*Directions for this task*: Each line that follows should be printed again exactly as it stands.

***** The input

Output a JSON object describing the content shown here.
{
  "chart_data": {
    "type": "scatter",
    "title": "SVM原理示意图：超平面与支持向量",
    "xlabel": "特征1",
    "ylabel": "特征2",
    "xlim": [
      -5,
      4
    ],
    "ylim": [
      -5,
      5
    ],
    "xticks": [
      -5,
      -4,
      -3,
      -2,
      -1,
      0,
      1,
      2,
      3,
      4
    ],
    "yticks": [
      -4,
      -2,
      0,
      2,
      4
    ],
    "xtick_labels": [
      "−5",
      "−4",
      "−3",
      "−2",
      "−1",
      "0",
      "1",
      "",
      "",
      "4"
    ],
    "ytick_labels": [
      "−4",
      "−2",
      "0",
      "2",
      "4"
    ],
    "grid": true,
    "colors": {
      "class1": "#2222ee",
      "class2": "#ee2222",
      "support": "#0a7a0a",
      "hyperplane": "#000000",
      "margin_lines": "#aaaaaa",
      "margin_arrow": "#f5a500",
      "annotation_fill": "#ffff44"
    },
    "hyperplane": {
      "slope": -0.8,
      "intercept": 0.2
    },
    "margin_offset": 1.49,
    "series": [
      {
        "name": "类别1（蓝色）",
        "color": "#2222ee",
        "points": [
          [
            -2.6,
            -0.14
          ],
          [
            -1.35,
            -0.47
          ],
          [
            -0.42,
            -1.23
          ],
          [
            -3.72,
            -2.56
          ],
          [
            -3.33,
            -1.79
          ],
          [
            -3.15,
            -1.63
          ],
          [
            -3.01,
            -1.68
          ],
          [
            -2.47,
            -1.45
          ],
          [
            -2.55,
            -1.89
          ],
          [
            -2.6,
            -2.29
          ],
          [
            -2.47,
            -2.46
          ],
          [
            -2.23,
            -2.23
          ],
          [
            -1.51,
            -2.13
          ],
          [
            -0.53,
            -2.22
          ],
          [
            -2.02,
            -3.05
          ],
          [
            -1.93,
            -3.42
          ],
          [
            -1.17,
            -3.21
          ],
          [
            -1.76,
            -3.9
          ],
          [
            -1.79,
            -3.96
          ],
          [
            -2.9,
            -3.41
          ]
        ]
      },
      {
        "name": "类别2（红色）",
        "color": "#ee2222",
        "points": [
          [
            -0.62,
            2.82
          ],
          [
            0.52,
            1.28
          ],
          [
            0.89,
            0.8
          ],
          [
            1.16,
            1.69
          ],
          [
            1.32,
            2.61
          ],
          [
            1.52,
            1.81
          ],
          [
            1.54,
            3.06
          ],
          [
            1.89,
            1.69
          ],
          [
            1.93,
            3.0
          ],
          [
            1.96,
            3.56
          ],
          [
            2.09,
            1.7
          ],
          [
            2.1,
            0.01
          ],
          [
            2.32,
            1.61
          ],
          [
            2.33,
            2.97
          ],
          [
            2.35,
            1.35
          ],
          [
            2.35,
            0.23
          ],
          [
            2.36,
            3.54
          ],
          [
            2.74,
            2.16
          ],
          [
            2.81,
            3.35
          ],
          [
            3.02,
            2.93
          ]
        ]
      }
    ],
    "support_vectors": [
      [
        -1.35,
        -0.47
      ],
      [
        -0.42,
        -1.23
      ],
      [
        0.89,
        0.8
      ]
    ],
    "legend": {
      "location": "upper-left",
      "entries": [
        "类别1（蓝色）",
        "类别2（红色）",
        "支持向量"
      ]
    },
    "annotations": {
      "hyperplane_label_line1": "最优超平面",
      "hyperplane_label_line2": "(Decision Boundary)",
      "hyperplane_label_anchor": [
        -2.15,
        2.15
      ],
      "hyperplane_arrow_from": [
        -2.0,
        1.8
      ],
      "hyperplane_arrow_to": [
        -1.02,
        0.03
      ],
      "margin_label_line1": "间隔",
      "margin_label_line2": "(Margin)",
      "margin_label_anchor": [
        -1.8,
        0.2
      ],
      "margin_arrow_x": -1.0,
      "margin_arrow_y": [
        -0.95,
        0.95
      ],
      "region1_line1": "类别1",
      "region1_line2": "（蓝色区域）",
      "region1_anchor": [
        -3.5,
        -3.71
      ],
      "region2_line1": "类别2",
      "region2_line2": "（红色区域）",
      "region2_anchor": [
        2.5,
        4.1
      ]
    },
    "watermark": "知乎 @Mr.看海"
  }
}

**********

*Result of this task*:
Output a JSON object describing the content shown here.
{
  "chart_data": {
    "type": "scatter",
    "title": "SVM原理示意图：超平面与支持向量",
    "xlabel": "特征1",
    "ylabel": "特征2",
    "xlim": [
      -5,
      4
    ],
    "ylim": [
      -5,
      5
    ],
    "xticks": [
      -5,
      -4,
      -3,
      -2,
      -1,
      0,
      1,
      2,
      3,
      4
    ],
    "yticks": [
      -4,
      -2,
      0,
      2,
      4
    ],
    "xtick_labels": [
      "−5",
      "−4",
      "−3",
      "−2",
      "−1",
      "0",
      "1",
      "",
      "",
      "4"
    ],
    "ytick_labels": [
      "−4",
      "−2",
      "0",
      "2",
      "4"
    ],
    "grid": true,
    "colors": {
      "class1": "#2222ee",
      "class2": "#ee2222",
      "support": "#0a7a0a",
      "hyperplane": "#000000",
      "margin_lines": "#aaaaaa",
      "margin_arrow": "#f5a500",
      "annotation_fill": "#ffff44"
    },
    "hyperplane": {
      "slope": -0.8,
      "intercept": 0.2
    },
    "margin_offset": 1.49,
    "series": [
      {
        "name": "类别1（蓝色）",
        "color": "#2222ee",
        "points": [
          [
            -2.6,
            -0.14
          ],
          [
            -1.35,
            -0.47
          ],
          [
            -0.42,
            -1.23
          ],
          [
            -3.72,
            -2.56
          ],
          [
            -3.33,
            -1.79
          ],
          [
            -3.15,
            -1.63
          ],
          [
            -3.01,
            -1.68
          ],
          [
            -2.47,
            -1.45
          ],
          [
            -2.55,
            -1.89
          ],
          [
            -2.6,
            -2.29
          ],
          [
            -2.47,
            -2.46
          ],
          [
            -2.23,
            -2.23
          ],
          [
            -1.51,
            -2.13
          ],
          [
            -0.53,
            -2.22
          ],
          [
            -2.02,
            -3.05
          ],
          [
            -1.93,
            -3.42
          ],
          [
            -1.17,
            -3.21
          ],
          [
            -1.76,
            -3.9
          ],
          [
            -1.79,
            -3.96
          ],
          [
            -2.9,
            -3.41
          ]
        ]
      },
      {
        "name": "类别2（红色）",
        "color": "#ee2222",
        "points": [
          [
            -0.62,
            2.82
          ],
          [
            0.52,
            1.28
          ],
          [
            0.89,
            0.8
          ],
          [
            1.16,
            1.69
          ],
          [
            1.32,
            2.61
          ],
          [
            1.52,
            1.81
          ],
          [
            1.54,
            3.06
          ],
          [
            1.89,
            1.69
          ],
          [
            1.93,
            3.0
          ],
          [
            1.96,
            3.56
          ],
          [
            2.09,
            1.7
          ],
          [
            2.1,
            0.01
          ],
          [
            2.32,
            1.61
          ],
          [
            2.33,
            2.97
          ],
          [
            2.35,
            1.35
          ],
          [
            2.35,
            0.23
          ],
          [
            2.36,
            3.54
          ],
          [
            2.74,
            2.16
          ],
          [
            2.81,
            3.35
          ],
          [
            3.02,
            2.93
          ]
        ]
      }
    ],
    "support_vectors": [
      [
        -1.35,
        -0.47
      ],
      [
        -0.42,
        -1.23
      ],
      [
        0.89,
        0.8
      ]
    ],
    "legend": {
      "location": "upper-left",
      "entries": [
        "类别1（蓝色）",
        "类别2（红色）",
        "支持向量"
      ]
    },
    "annotations": {
      "hyperplane_label_line1": "最优超平面",
      "hyperplane_label_line2": "(Decision Boundary)",
      "hyperplane_label_anchor": [
        -2.15,
        2.15
      ],
      "hyperplane_arrow_from": [
        -2.0,
        1.8
      ],
      "hyperplane_arrow_to": [
        -1.02,
        0.03
      ],
      "margin_label_line1": "间隔",
      "margin_label_line2": "(Margin)",
      "margin_label_anchor": [
        -1.8,
        0.2
      ],
      "margin_arrow_x": -1.0,
      "margin_arrow_y": [
        -0.95,
        0.95
      ],
      "region1_line1": "类别1",
      "region1_line2": "（蓝色区域）",
      "region1_anchor": [
        -3.5,
        -3.71
      ],
      "region2_line1": "类别2",
      "region2_line2": "（红色区域）",
      "region2_anchor": [
        2.5,
        4.1
      ]
    },
    "watermark": "知乎 @Mr.看海"
  }
}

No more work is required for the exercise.